-- start --

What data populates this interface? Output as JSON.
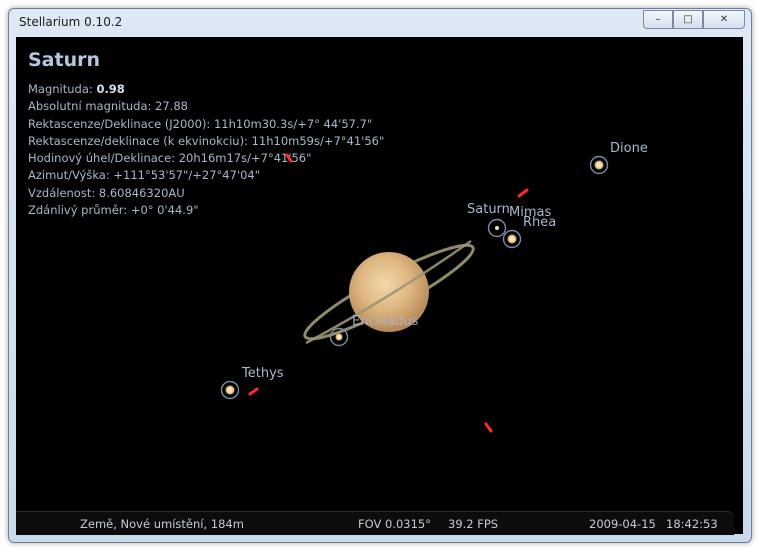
{
  "window": {
    "title": "Stellarium 0.10.2",
    "buttons": {
      "minimize": "–",
      "maximize": "□",
      "close": "✕"
    }
  },
  "info": {
    "object_name": "Saturn",
    "magnitude_label": "Magnituda: ",
    "magnitude_value": "0.98",
    "lines": [
      "Absolutní magnituda: 27.88",
      "Rektascenze/Deklinace (J2000): 11h10m30.3s/+7° 44'57.7\"",
      "Rektascenze/deklinace (k ekvinokciu): 11h10m59s/+7°41'56\"",
      "Hodinový úhel/Deklinace: 20h16m17s/+7°41'56\"",
      "Azimut/Výška: +111°53'57\"/+27°47'04\"",
      "Vzdálenost: 8.60846320AU",
      "Zdánlivý průměr: +0° 0'44.9\""
    ]
  },
  "sky_labels": {
    "dione": "Dione",
    "saturn": "Saturn",
    "mimas": "Mimas",
    "rhea": "Rhea",
    "enceladus": "Enceladus",
    "tethys": "Tethys"
  },
  "status": {
    "location": "Země, Nové umístění, 184m",
    "fov": "FOV 0.0315°",
    "fps": "39.2 FPS",
    "date": "2009-04-15",
    "time": "18:42:53"
  },
  "colors": {
    "sky": "#000000",
    "label": "#a9b7cf",
    "planet": "#e7c28e",
    "marker": "#ff2a2a"
  }
}
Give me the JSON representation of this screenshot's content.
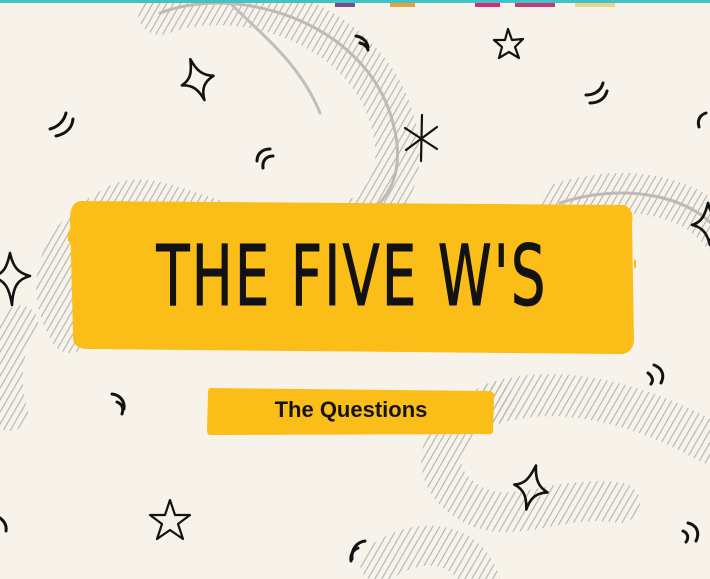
{
  "slide": {
    "title": "THE FIVE W'S",
    "subtitle": "The Questions"
  },
  "colors": {
    "background": "#f7f3ea",
    "accent": "#fbbd17",
    "scribble": "#b9b7b2",
    "ink": "#111111",
    "frame": "#41c2c7"
  },
  "decorations": [
    "four-point-star-icon",
    "five-point-star-icon",
    "asterisk-icon",
    "double-tick-mark-icon",
    "scribble-swirl"
  ]
}
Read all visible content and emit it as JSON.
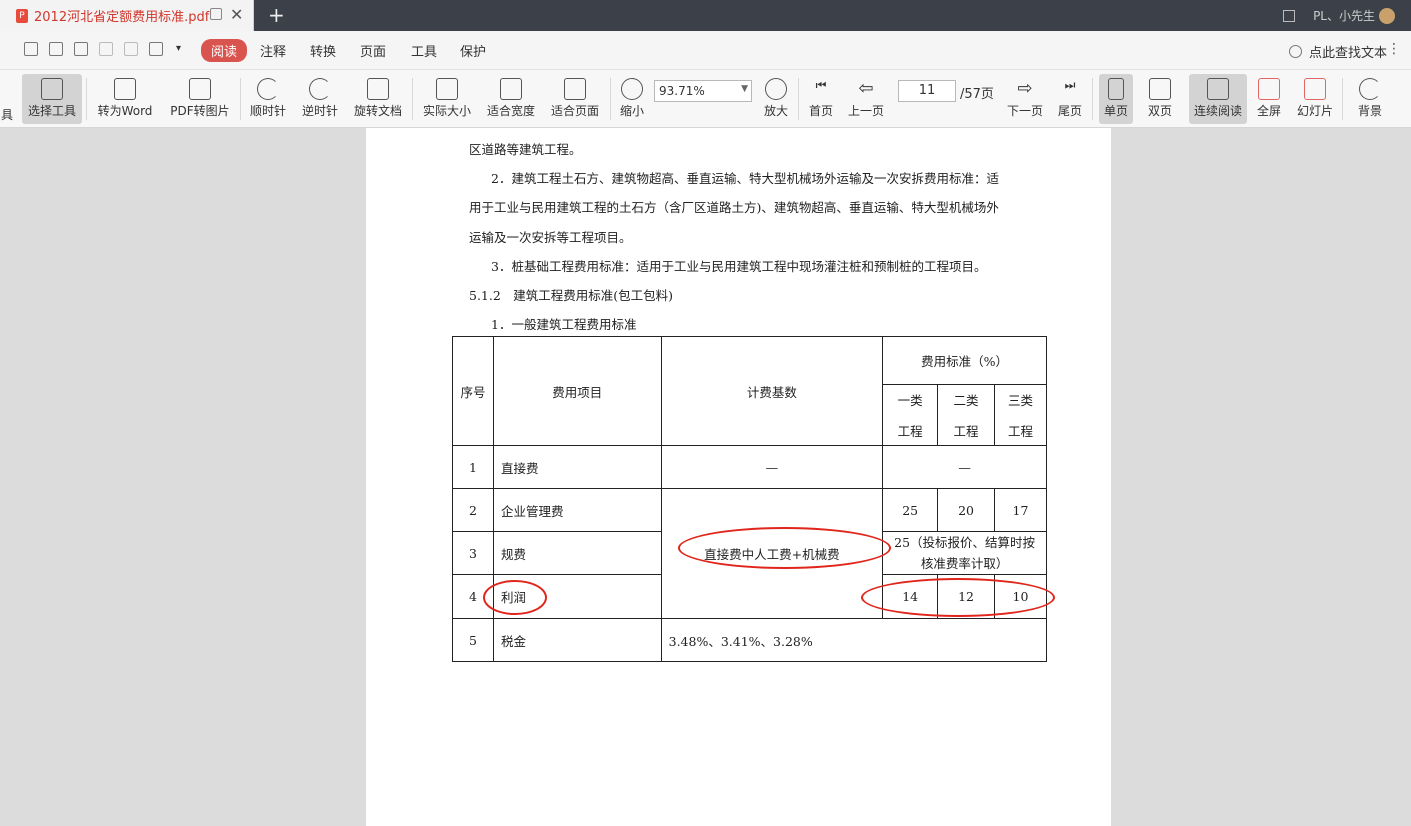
{
  "tab": {
    "title": "2012河北省定额费用标准.pdf",
    "icon": "pdf-icon"
  },
  "account": {
    "user": "PL、小先生"
  },
  "menu": {
    "items": [
      "阅读",
      "注释",
      "转换",
      "页面",
      "工具",
      "保护"
    ],
    "search": "点此查找文本"
  },
  "toolbar": {
    "partial": "具",
    "select": "选择工具",
    "to_word": "转为Word",
    "pdf_to_img": "PDF转图片",
    "cw": "顺时针",
    "ccw": "逆时针",
    "rotate_doc": "旋转文档",
    "actual": "实际大小",
    "fit_width": "适合宽度",
    "fit_page": "适合页面",
    "zoom_out": "缩小",
    "zoom_value": "93.71%",
    "zoom_in": "放大",
    "first": "首页",
    "prev": "上一页",
    "page_current": "11",
    "page_total": "/57页",
    "next": "下一页",
    "last": "尾页",
    "single": "单页",
    "double": "双页",
    "continuous": "连续阅读",
    "fullscreen": "全屏",
    "slides": "幻灯片",
    "background": "背景"
  },
  "document": {
    "lines": [
      "区道路等建筑工程。",
      "2．建筑工程土石方、建筑物超高、垂直运输、特大型机械场外运输及一次安拆费用标准：适",
      "用于工业与民用建筑工程的土石方（含厂区道路土方)、建筑物超高、垂直运输、特大型机械场外",
      "运输及一次安拆等工程项目。",
      "3．桩基础工程费用标准：适用于工业与民用建筑工程中现场灌注桩和预制桩的工程项目。",
      "5.1.2　建筑工程费用标准(包工包料)",
      "1．一般建筑工程费用标准"
    ],
    "table": {
      "h_no": "序号",
      "h_item": "费用项目",
      "h_base": "计费基数",
      "h_std": "费用标准（%）",
      "h_c1a": "一类",
      "h_c1b": "工程",
      "h_c2a": "二类",
      "h_c2b": "工程",
      "h_c3a": "三类",
      "h_c3b": "工程",
      "r1_no": "1",
      "r1_item": "直接费",
      "r1_base": "—",
      "r1_std": "—",
      "r2_no": "2",
      "r2_item": "企业管理费",
      "r2_c1": "25",
      "r2_c2": "20",
      "r2_c3": "17",
      "base_merged": "直接费中人工费+机械费",
      "r3_no": "3",
      "r3_item": "规费",
      "r3_std_a": "25（投标报价、结算时按",
      "r3_std_b": "核准费率计取）",
      "r4_no": "4",
      "r4_item": "利润",
      "r4_c1": "14",
      "r4_c2": "12",
      "r4_c3": "10",
      "r5_no": "5",
      "r5_item": "税金",
      "r5_base": "3.48%、3.41%、3.28%"
    }
  }
}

-- end --

What this task involves>
Write the listing above out again exactly, dropping each image.

The answer>
What data populates this interface? Output as JSON.
{
  "window": {
    "title": "Stellarium 0.10.2",
    "buttons": {
      "minimize": "–",
      "maximize": "□",
      "close": "✕"
    }
  },
  "info": {
    "object_name": "Saturn",
    "magnitude_label": "Magnituda: ",
    "magnitude_value": "0.98",
    "lines": [
      "Absolutní magnituda: 27.88",
      "Rektascenze/Deklinace (J2000): 11h10m30.3s/+7° 44'57.7\"",
      "Rektascenze/deklinace (k ekvinokciu): 11h10m59s/+7°41'56\"",
      "Hodinový úhel/Deklinace: 20h16m17s/+7°41'56\"",
      "Azimut/Výška: +111°53'57\"/+27°47'04\"",
      "Vzdálenost: 8.60846320AU",
      "Zdánlivý průměr: +0° 0'44.9\""
    ]
  },
  "sky_labels": {
    "dione": "Dione",
    "saturn": "Saturn",
    "mimas": "Mimas",
    "rhea": "Rhea",
    "enceladus": "Enceladus",
    "tethys": "Tethys"
  },
  "status": {
    "location": "Země, Nové umístění, 184m",
    "fov": "FOV 0.0315°",
    "fps": "39.2 FPS",
    "date": "2009-04-15",
    "time": "18:42:53"
  },
  "colors": {
    "sky": "#000000",
    "label": "#a9b7cf",
    "planet": "#e7c28e",
    "marker": "#ff2a2a"
  }
}
Give me the JSON representation of this screenshot's content.
{
  "slide": {
    "title": "THE FIVE W'S",
    "subtitle": "The Questions"
  },
  "colors": {
    "background": "#f7f3ea",
    "accent": "#fbbd17",
    "scribble": "#b9b7b2",
    "ink": "#111111",
    "frame": "#41c2c7"
  },
  "decorations": [
    "four-point-star-icon",
    "five-point-star-icon",
    "asterisk-icon",
    "double-tick-mark-icon",
    "scribble-swirl"
  ]
}
Read all visible content and emit it as JSON.
{
  "tab": {
    "title": "2012河北省定额费用标准.pdf",
    "icon": "pdf-icon"
  },
  "account": {
    "user": "PL、小先生"
  },
  "menu": {
    "items": [
      "阅读",
      "注释",
      "转换",
      "页面",
      "工具",
      "保护"
    ],
    "search": "点此查找文本"
  },
  "toolbar": {
    "partial": "具",
    "select": "选择工具",
    "to_word": "转为Word",
    "pdf_to_img": "PDF转图片",
    "cw": "顺时针",
    "ccw": "逆时针",
    "rotate_doc": "旋转文档",
    "actual": "实际大小",
    "fit_width": "适合宽度",
    "fit_page": "适合页面",
    "zoom_out": "缩小",
    "zoom_value": "93.71%",
    "zoom_in": "放大",
    "first": "首页",
    "prev": "上一页",
    "page_current": "11",
    "page_total": "/57页",
    "next": "下一页",
    "last": "尾页",
    "single": "单页",
    "double": "双页",
    "continuous": "连续阅读",
    "fullscreen": "全屏",
    "slides": "幻灯片",
    "background": "背景"
  },
  "document": {
    "lines": [
      "区道路等建筑工程。",
      "2．建筑工程土石方、建筑物超高、垂直运输、特大型机械场外运输及一次安拆费用标准：适",
      "用于工业与民用建筑工程的土石方（含厂区道路土方)、建筑物超高、垂直运输、特大型机械场外",
      "运输及一次安拆等工程项目。",
      "3．桩基础工程费用标准：适用于工业与民用建筑工程中现场灌注桩和预制桩的工程项目。",
      "5.1.2　建筑工程费用标准(包工包料)",
      "1．一般建筑工程费用标准"
    ],
    "table": {
      "h_no": "序号",
      "h_item": "费用项目",
      "h_base": "计费基数",
      "h_std": "费用标准（%）",
      "h_c1a": "一类",
      "h_c1b": "工程",
      "h_c2a": "二类",
      "h_c2b": "工程",
      "h_c3a": "三类",
      "h_c3b": "工程",
      "r1_no": "1",
      "r1_item": "直接费",
      "r1_base": "—",
      "r1_std": "—",
      "r2_no": "2",
      "r2_item": "企业管理费",
      "r2_c1": "25",
      "r2_c2": "20",
      "r2_c3": "17",
      "base_merged": "直接费中人工费+机械费",
      "r3_no": "3",
      "r3_item": "规费",
      "r3_std_a": "25（投标报价、结算时按",
      "r3_std_b": "核准费率计取）",
      "r4_no": "4",
      "r4_item": "利润",
      "r4_c1": "14",
      "r4_c2": "12",
      "r4_c3": "10",
      "r5_no": "5",
      "r5_item": "税金",
      "r5_base": "3.48%、3.41%、3.28%"
    }
  }
}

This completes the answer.